** Start Exercise inputs **

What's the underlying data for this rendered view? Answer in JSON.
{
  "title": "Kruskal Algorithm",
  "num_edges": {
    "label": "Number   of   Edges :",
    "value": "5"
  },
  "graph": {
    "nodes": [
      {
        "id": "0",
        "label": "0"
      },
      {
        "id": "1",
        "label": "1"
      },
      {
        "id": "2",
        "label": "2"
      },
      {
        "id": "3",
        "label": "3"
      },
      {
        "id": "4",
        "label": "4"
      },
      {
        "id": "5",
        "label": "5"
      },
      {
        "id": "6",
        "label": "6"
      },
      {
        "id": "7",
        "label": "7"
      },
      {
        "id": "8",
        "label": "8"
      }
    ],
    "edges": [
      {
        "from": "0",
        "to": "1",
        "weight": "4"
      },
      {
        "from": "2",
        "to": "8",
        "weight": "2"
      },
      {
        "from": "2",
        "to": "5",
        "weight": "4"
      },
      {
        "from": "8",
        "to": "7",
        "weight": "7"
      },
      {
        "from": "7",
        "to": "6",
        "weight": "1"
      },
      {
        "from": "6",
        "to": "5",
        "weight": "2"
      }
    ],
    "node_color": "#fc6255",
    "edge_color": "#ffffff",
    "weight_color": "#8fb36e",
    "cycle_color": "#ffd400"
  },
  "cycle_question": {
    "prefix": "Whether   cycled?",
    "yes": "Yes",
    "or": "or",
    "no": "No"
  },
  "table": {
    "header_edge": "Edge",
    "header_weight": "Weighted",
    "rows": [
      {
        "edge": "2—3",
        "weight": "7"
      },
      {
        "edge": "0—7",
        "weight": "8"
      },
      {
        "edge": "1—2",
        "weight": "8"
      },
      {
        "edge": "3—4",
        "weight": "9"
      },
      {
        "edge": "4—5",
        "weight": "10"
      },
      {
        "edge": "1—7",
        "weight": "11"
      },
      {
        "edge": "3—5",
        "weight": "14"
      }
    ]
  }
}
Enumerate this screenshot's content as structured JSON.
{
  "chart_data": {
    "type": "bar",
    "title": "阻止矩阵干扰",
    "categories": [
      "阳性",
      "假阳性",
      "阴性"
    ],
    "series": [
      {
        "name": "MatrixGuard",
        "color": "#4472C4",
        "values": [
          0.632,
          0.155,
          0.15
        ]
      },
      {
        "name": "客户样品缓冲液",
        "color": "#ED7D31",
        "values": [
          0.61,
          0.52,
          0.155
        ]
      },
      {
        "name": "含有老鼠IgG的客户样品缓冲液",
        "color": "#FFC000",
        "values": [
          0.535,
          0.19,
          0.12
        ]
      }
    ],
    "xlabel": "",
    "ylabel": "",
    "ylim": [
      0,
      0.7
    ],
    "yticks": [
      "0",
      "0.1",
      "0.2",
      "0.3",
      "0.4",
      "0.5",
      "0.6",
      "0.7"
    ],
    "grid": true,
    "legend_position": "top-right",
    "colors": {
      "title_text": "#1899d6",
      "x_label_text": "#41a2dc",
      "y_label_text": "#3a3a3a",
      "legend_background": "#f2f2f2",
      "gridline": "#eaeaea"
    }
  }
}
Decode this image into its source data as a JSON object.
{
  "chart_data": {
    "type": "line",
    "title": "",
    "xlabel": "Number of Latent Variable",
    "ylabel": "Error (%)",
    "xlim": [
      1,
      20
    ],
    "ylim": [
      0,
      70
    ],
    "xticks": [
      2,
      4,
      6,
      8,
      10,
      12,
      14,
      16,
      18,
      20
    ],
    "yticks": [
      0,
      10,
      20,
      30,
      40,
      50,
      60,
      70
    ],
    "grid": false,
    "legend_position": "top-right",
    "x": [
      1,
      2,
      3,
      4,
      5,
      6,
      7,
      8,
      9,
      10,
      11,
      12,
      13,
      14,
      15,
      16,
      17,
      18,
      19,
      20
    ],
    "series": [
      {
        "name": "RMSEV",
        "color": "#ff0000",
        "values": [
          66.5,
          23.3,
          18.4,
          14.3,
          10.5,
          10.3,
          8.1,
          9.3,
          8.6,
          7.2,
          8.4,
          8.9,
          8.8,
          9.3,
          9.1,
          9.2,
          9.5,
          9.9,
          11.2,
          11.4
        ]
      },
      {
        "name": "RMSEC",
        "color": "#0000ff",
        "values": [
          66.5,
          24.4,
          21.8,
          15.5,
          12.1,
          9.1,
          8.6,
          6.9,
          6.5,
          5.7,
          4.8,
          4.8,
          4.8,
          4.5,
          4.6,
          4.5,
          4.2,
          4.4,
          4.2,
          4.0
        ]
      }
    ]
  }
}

** End Exercise inputs **

Written request: State how many lines of the listing include the word "xlabel". Reply with the number alone.

Task answer: 2